--- BEGIN ---

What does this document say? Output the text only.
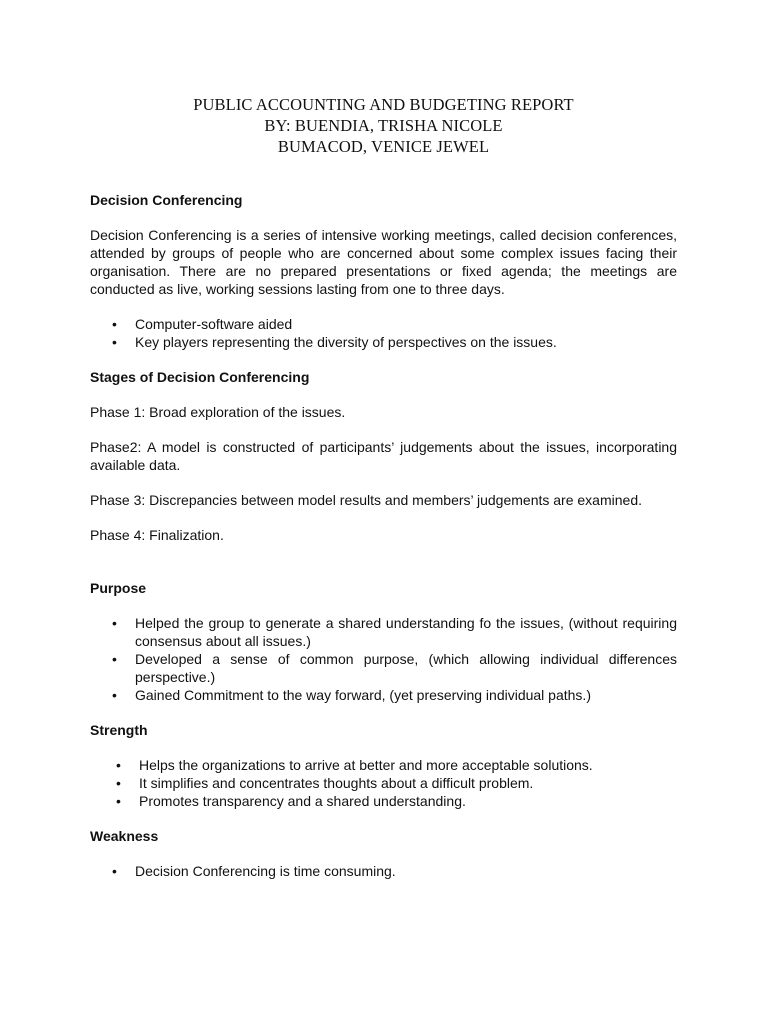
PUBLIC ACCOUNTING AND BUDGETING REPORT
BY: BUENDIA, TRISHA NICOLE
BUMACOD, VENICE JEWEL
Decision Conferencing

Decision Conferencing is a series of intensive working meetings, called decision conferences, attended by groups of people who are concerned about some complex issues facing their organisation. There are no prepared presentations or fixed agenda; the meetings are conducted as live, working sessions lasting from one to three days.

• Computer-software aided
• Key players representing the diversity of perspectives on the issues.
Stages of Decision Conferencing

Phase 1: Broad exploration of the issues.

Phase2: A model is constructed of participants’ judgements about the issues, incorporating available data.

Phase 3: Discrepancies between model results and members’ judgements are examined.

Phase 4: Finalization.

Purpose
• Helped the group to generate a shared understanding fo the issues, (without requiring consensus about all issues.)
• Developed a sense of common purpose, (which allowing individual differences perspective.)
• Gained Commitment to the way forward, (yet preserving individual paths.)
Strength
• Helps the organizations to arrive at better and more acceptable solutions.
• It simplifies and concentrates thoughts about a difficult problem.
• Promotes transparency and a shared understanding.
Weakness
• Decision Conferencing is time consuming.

--- END ---
--- BEGIN ---

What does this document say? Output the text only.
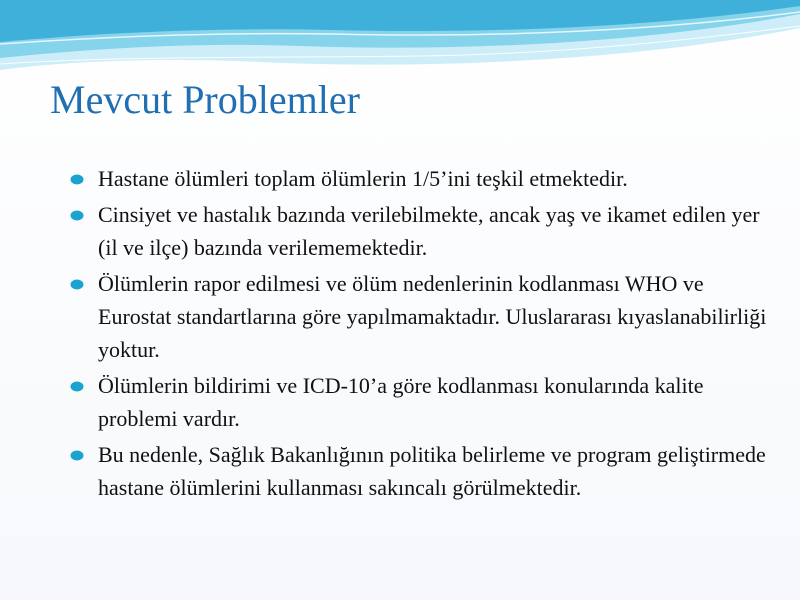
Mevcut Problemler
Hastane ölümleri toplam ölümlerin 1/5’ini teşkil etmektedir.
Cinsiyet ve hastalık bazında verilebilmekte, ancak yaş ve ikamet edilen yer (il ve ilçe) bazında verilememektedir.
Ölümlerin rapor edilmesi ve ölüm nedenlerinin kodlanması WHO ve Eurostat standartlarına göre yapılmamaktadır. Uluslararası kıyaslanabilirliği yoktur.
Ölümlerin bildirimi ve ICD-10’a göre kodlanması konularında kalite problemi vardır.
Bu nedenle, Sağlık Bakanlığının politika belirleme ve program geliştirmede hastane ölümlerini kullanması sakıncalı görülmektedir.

--- END ---

* [REQUIRED WORK]:
Copy each line from the data above that includes "understanding".

* [ANSWER TO THIS PROBLEM]:
• Helped the group to generate a shared understanding fo the issues, (without requiring consensus about all issues.)
• Promotes transparency and a shared understanding.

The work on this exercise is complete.